Transcribe all of the records word for word, but omit the pictures.

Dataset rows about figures
"""
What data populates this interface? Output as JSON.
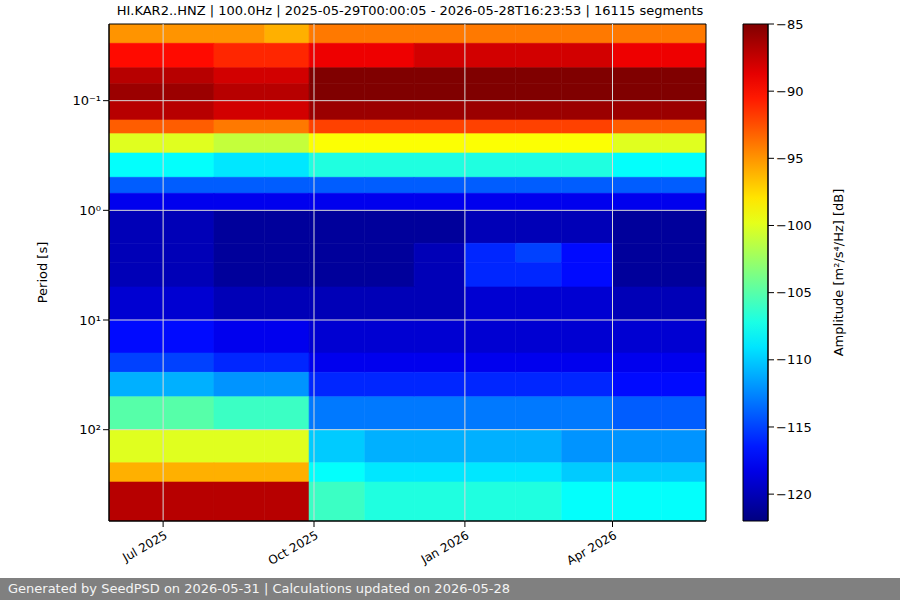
{
  "chart_data": {
    "type": "heatmap",
    "title": "HI.KAR2..HNZ | 100.0Hz | 2025-05-29T00:00:05 - 2026-05-28T16:23:53 | 16115 segments",
    "y_label": "Period [s]",
    "footer": "Generated by SeedPSD on 2026-05-31 | Calculations updated on 2026-05-28",
    "log": "y",
    "grid": true,
    "xlim": [
      "2025-05-29",
      "2026-05-28"
    ],
    "xticks": [
      {
        "value": "2025-07-01",
        "label": "Jul 2025"
      },
      {
        "value": "2025-10-01",
        "label": "Oct 2025"
      },
      {
        "value": "2026-01-01",
        "label": "Jan 2026"
      },
      {
        "value": "2026-04-01",
        "label": "Apr 2026"
      }
    ],
    "ylim": [
      0.02,
      680
    ],
    "yticks": [
      {
        "value": 0.1,
        "label": "10⁻¹"
      },
      {
        "value": 1,
        "label": "10⁰"
      },
      {
        "value": 10,
        "label": "10¹"
      },
      {
        "value": 100,
        "label": "10²"
      }
    ],
    "x_edges": [
      "2025-05-29",
      "2025-07-01",
      "2025-08-01",
      "2025-09-01",
      "2025-09-28",
      "2025-11-01",
      "2025-12-01",
      "2026-01-01",
      "2026-02-01",
      "2026-03-01",
      "2026-04-01",
      "2026-05-01",
      "2026-05-28"
    ],
    "y_edges": [
      0.02,
      0.03,
      0.05,
      0.07,
      0.1,
      0.15,
      0.2,
      0.3,
      0.5,
      0.7,
      1,
      2,
      3,
      5,
      10,
      20,
      30,
      50,
      100,
      200,
      300,
      680
    ],
    "values": [
      [
        -95,
        -95,
        -95,
        -96,
        -94,
        -94,
        -94,
        -94,
        -94,
        -94,
        -94,
        -94
      ],
      [
        -90,
        -90,
        -91,
        -91,
        -89,
        -89,
        -88,
        -88,
        -88,
        -88,
        -89,
        -89
      ],
      [
        -87,
        -87,
        -88,
        -88,
        -85,
        -85,
        -85,
        -85,
        -85,
        -85,
        -85,
        -85
      ],
      [
        -86,
        -86,
        -87,
        -87,
        -85,
        -85,
        -85,
        -85,
        -85,
        -85,
        -85,
        -85
      ],
      [
        -87,
        -87,
        -88,
        -88,
        -86,
        -86,
        -86,
        -86,
        -86,
        -86,
        -86,
        -86
      ],
      [
        -93,
        -93,
        -94,
        -94,
        -92,
        -92,
        -92,
        -92,
        -92,
        -92,
        -93,
        -93
      ],
      [
        -100,
        -100,
        -101,
        -101,
        -99,
        -99,
        -99,
        -99,
        -99,
        -99,
        -100,
        -100
      ],
      [
        -108,
        -108,
        -109,
        -109,
        -107,
        -107,
        -107,
        -107,
        -107,
        -107,
        -108,
        -108
      ],
      [
        -114,
        -114,
        -114,
        -114,
        -114,
        -114,
        -114,
        -114,
        -114,
        -114,
        -114,
        -114
      ],
      [
        -118,
        -118,
        -118,
        -118,
        -118,
        -118,
        -118,
        -118,
        -118,
        -118,
        -118,
        -118
      ],
      [
        -120,
        -120,
        -121,
        -121,
        -121,
        -121,
        -121,
        -120,
        -120,
        -120,
        -121,
        -121
      ],
      [
        -120,
        -120,
        -121,
        -121,
        -121,
        -121,
        -120,
        -116,
        -115,
        -117,
        -121,
        -121
      ],
      [
        -120,
        -120,
        -121,
        -121,
        -121,
        -121,
        -120,
        -116,
        -116,
        -117,
        -121,
        -121
      ],
      [
        -119,
        -119,
        -120,
        -120,
        -120,
        -120,
        -120,
        -119,
        -119,
        -119,
        -120,
        -120
      ],
      [
        -117,
        -117,
        -118,
        -118,
        -119,
        -119,
        -119,
        -119,
        -119,
        -119,
        -119,
        -119
      ],
      [
        -115,
        -115,
        -116,
        -116,
        -118,
        -118,
        -118,
        -118,
        -118,
        -118,
        -118,
        -118
      ],
      [
        -111,
        -111,
        -112,
        -112,
        -116,
        -116,
        -116,
        -116,
        -116,
        -116,
        -117,
        -117
      ],
      [
        -105,
        -105,
        -106,
        -106,
        -113,
        -113,
        -113,
        -113,
        -113,
        -113,
        -114,
        -114
      ],
      [
        -100,
        -100,
        -100,
        -100,
        -110,
        -111,
        -111,
        -111,
        -111,
        -112,
        -112,
        -112
      ],
      [
        -96,
        -96,
        -96,
        -96,
        -108,
        -109,
        -109,
        -109,
        -109,
        -110,
        -110,
        -110
      ],
      [
        -87,
        -87,
        -87,
        -87,
        -106,
        -107,
        -107,
        -107,
        -107,
        -108,
        -108,
        -108
      ]
    ],
    "colorbar": {
      "label": "Amplitude [m²/s⁴/Hz] [dB]",
      "lim": [
        -122,
        -85
      ],
      "ticks": [
        {
          "value": -85,
          "label": "−85"
        },
        {
          "value": -90,
          "label": "−90"
        },
        {
          "value": -95,
          "label": "−95"
        },
        {
          "value": -100,
          "label": "−100"
        },
        {
          "value": -105,
          "label": "−105"
        },
        {
          "value": -110,
          "label": "−110"
        },
        {
          "value": -115,
          "label": "−115"
        },
        {
          "value": -120,
          "label": "−120"
        }
      ]
    }
  }
}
"""
Answer to this problem ->
What data populates this interface? Output as JSON.
{
  "chart_data": {
    "type": "heatmap",
    "title": "HI.KAR2..HNZ | 100.0Hz | 2025-05-29T00:00:05 - 2026-05-28T16:23:53 | 16115 segments",
    "y_label": "Period [s]",
    "footer": "Generated by SeedPSD on 2026-05-31 | Calculations updated on 2026-05-28",
    "log": "y",
    "grid": true,
    "xlim": [
      "2025-05-29",
      "2026-05-28"
    ],
    "xticks": [
      {
        "value": "2025-07-01",
        "label": "Jul 2025"
      },
      {
        "value": "2025-10-01",
        "label": "Oct 2025"
      },
      {
        "value": "2026-01-01",
        "label": "Jan 2026"
      },
      {
        "value": "2026-04-01",
        "label": "Apr 2026"
      }
    ],
    "ylim": [
      0.02,
      680
    ],
    "yticks": [
      {
        "value": 0.1,
        "label": "10⁻¹"
      },
      {
        "value": 1,
        "label": "10⁰"
      },
      {
        "value": 10,
        "label": "10¹"
      },
      {
        "value": 100,
        "label": "10²"
      }
    ],
    "x_edges": [
      "2025-05-29",
      "2025-07-01",
      "2025-08-01",
      "2025-09-01",
      "2025-09-28",
      "2025-11-01",
      "2025-12-01",
      "2026-01-01",
      "2026-02-01",
      "2026-03-01",
      "2026-04-01",
      "2026-05-01",
      "2026-05-28"
    ],
    "y_edges": [
      0.02,
      0.03,
      0.05,
      0.07,
      0.1,
      0.15,
      0.2,
      0.3,
      0.5,
      0.7,
      1,
      2,
      3,
      5,
      10,
      20,
      30,
      50,
      100,
      200,
      300,
      680
    ],
    "values": [
      [
        -95,
        -95,
        -95,
        -96,
        -94,
        -94,
        -94,
        -94,
        -94,
        -94,
        -94,
        -94
      ],
      [
        -90,
        -90,
        -91,
        -91,
        -89,
        -89,
        -88,
        -88,
        -88,
        -88,
        -89,
        -89
      ],
      [
        -87,
        -87,
        -88,
        -88,
        -85,
        -85,
        -85,
        -85,
        -85,
        -85,
        -85,
        -85
      ],
      [
        -86,
        -86,
        -87,
        -87,
        -85,
        -85,
        -85,
        -85,
        -85,
        -85,
        -85,
        -85
      ],
      [
        -87,
        -87,
        -88,
        -88,
        -86,
        -86,
        -86,
        -86,
        -86,
        -86,
        -86,
        -86
      ],
      [
        -93,
        -93,
        -94,
        -94,
        -92,
        -92,
        -92,
        -92,
        -92,
        -92,
        -93,
        -93
      ],
      [
        -100,
        -100,
        -101,
        -101,
        -99,
        -99,
        -99,
        -99,
        -99,
        -99,
        -100,
        -100
      ],
      [
        -108,
        -108,
        -109,
        -109,
        -107,
        -107,
        -107,
        -107,
        -107,
        -107,
        -108,
        -108
      ],
      [
        -114,
        -114,
        -114,
        -114,
        -114,
        -114,
        -114,
        -114,
        -114,
        -114,
        -114,
        -114
      ],
      [
        -118,
        -118,
        -118,
        -118,
        -118,
        -118,
        -118,
        -118,
        -118,
        -118,
        -118,
        -118
      ],
      [
        -120,
        -120,
        -121,
        -121,
        -121,
        -121,
        -121,
        -120,
        -120,
        -120,
        -121,
        -121
      ],
      [
        -120,
        -120,
        -121,
        -121,
        -121,
        -121,
        -120,
        -116,
        -115,
        -117,
        -121,
        -121
      ],
      [
        -120,
        -120,
        -121,
        -121,
        -121,
        -121,
        -120,
        -116,
        -116,
        -117,
        -121,
        -121
      ],
      [
        -119,
        -119,
        -120,
        -120,
        -120,
        -120,
        -120,
        -119,
        -119,
        -119,
        -120,
        -120
      ],
      [
        -117,
        -117,
        -118,
        -118,
        -119,
        -119,
        -119,
        -119,
        -119,
        -119,
        -119,
        -119
      ],
      [
        -115,
        -115,
        -116,
        -116,
        -118,
        -118,
        -118,
        -118,
        -118,
        -118,
        -118,
        -118
      ],
      [
        -111,
        -111,
        -112,
        -112,
        -116,
        -116,
        -116,
        -116,
        -116,
        -116,
        -117,
        -117
      ],
      [
        -105,
        -105,
        -106,
        -106,
        -113,
        -113,
        -113,
        -113,
        -113,
        -113,
        -114,
        -114
      ],
      [
        -100,
        -100,
        -100,
        -100,
        -110,
        -111,
        -111,
        -111,
        -111,
        -112,
        -112,
        -112
      ],
      [
        -96,
        -96,
        -96,
        -96,
        -108,
        -109,
        -109,
        -109,
        -109,
        -110,
        -110,
        -110
      ],
      [
        -87,
        -87,
        -87,
        -87,
        -106,
        -107,
        -107,
        -107,
        -107,
        -108,
        -108,
        -108
      ]
    ],
    "colorbar": {
      "label": "Amplitude [m²/s⁴/Hz] [dB]",
      "lim": [
        -122,
        -85
      ],
      "ticks": [
        {
          "value": -85,
          "label": "−85"
        },
        {
          "value": -90,
          "label": "−90"
        },
        {
          "value": -95,
          "label": "−95"
        },
        {
          "value": -100,
          "label": "−100"
        },
        {
          "value": -105,
          "label": "−105"
        },
        {
          "value": -110,
          "label": "−110"
        },
        {
          "value": -115,
          "label": "−115"
        },
        {
          "value": -120,
          "label": "−120"
        }
      ]
    }
  }
}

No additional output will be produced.